-- The exercise --
Pictures are not part of the copy; repeat everything else in the records exactly.
### Source data
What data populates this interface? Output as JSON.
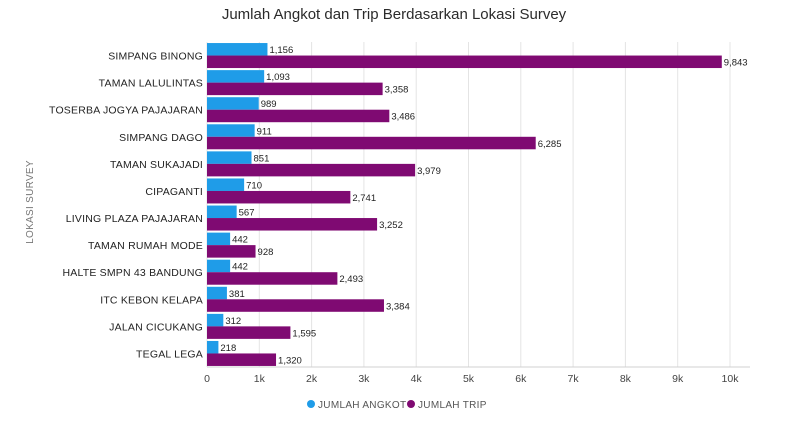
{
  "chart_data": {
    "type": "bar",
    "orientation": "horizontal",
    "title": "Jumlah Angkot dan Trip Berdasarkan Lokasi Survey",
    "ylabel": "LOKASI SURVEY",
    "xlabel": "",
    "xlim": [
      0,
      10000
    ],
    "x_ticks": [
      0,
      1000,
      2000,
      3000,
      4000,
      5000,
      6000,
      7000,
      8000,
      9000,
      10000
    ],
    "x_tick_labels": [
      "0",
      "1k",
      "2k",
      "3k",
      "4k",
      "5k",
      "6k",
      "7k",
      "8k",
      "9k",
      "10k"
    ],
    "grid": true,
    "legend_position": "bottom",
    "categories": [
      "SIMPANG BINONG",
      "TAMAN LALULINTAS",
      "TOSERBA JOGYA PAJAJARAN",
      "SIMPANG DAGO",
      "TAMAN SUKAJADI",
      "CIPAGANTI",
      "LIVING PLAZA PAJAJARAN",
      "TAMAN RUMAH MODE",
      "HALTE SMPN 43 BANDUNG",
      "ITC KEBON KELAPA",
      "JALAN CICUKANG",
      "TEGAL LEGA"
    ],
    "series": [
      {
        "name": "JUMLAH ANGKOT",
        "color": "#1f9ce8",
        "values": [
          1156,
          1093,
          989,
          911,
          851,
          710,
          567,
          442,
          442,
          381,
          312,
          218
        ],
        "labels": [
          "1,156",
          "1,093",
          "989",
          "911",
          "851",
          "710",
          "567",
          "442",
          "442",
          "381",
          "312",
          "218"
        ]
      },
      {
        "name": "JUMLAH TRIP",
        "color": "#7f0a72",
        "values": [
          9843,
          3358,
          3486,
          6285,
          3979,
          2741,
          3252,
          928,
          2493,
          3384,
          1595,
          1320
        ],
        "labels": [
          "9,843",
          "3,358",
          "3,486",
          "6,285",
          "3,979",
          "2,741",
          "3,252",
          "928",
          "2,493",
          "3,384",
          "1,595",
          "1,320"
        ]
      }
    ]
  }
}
######
-- Exercise answer --
What data populates this interface? Output as JSON.
{
  "chart_data": {
    "type": "bar",
    "orientation": "horizontal",
    "title": "Jumlah Angkot dan Trip Berdasarkan Lokasi Survey",
    "ylabel": "LOKASI SURVEY",
    "xlabel": "",
    "xlim": [
      0,
      10000
    ],
    "x_ticks": [
      0,
      1000,
      2000,
      3000,
      4000,
      5000,
      6000,
      7000,
      8000,
      9000,
      10000
    ],
    "x_tick_labels": [
      "0",
      "1k",
      "2k",
      "3k",
      "4k",
      "5k",
      "6k",
      "7k",
      "8k",
      "9k",
      "10k"
    ],
    "grid": true,
    "legend_position": "bottom",
    "categories": [
      "SIMPANG BINONG",
      "TAMAN LALULINTAS",
      "TOSERBA JOGYA PAJAJARAN",
      "SIMPANG DAGO",
      "TAMAN SUKAJADI",
      "CIPAGANTI",
      "LIVING PLAZA PAJAJARAN",
      "TAMAN RUMAH MODE",
      "HALTE SMPN 43 BANDUNG",
      "ITC KEBON KELAPA",
      "JALAN CICUKANG",
      "TEGAL LEGA"
    ],
    "series": [
      {
        "name": "JUMLAH ANGKOT",
        "color": "#1f9ce8",
        "values": [
          1156,
          1093,
          989,
          911,
          851,
          710,
          567,
          442,
          442,
          381,
          312,
          218
        ],
        "labels": [
          "1,156",
          "1,093",
          "989",
          "911",
          "851",
          "710",
          "567",
          "442",
          "442",
          "381",
          "312",
          "218"
        ]
      },
      {
        "name": "JUMLAH TRIP",
        "color": "#7f0a72",
        "values": [
          9843,
          3358,
          3486,
          6285,
          3979,
          2741,
          3252,
          928,
          2493,
          3384,
          1595,
          1320
        ],
        "labels": [
          "9,843",
          "3,358",
          "3,486",
          "6,285",
          "3,979",
          "2,741",
          "3,252",
          "928",
          "2,493",
          "3,384",
          "1,595",
          "1,320"
        ]
      }
    ]
  }
}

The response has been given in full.